## WORK TO BE COMPLETED
Determine the number of lines holding the word "witnesses"; answer with that number only.

Data records

****

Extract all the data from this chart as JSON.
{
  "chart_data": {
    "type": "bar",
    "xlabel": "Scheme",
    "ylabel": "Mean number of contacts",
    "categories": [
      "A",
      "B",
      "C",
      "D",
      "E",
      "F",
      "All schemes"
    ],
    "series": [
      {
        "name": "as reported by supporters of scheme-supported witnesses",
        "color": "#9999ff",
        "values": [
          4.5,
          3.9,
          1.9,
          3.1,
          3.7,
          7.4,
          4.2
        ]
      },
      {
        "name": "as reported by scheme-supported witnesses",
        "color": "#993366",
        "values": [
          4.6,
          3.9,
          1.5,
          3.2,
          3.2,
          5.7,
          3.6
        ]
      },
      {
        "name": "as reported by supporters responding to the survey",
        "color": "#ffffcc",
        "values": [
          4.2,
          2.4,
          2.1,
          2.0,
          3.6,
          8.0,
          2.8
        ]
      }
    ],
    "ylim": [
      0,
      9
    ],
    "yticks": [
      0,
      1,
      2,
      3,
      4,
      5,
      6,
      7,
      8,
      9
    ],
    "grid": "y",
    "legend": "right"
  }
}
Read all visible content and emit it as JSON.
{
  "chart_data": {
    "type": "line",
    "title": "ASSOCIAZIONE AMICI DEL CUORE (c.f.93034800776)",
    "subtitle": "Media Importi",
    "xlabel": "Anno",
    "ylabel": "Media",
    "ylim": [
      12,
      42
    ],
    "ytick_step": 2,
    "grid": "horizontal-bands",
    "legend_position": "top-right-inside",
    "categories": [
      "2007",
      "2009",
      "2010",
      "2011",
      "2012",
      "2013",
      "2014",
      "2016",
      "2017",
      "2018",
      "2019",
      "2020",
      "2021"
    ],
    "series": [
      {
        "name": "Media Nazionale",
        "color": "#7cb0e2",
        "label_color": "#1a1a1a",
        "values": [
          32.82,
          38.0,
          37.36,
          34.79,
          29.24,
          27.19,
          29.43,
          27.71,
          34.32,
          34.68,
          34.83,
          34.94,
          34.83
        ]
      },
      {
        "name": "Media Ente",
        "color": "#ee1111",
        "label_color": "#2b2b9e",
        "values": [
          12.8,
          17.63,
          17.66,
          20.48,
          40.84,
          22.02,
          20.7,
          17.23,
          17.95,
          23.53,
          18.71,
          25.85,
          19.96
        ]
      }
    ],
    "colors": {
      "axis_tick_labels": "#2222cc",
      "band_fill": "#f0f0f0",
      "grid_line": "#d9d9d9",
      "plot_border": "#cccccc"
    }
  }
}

****

## SOLUTION FOR THIS TASK
2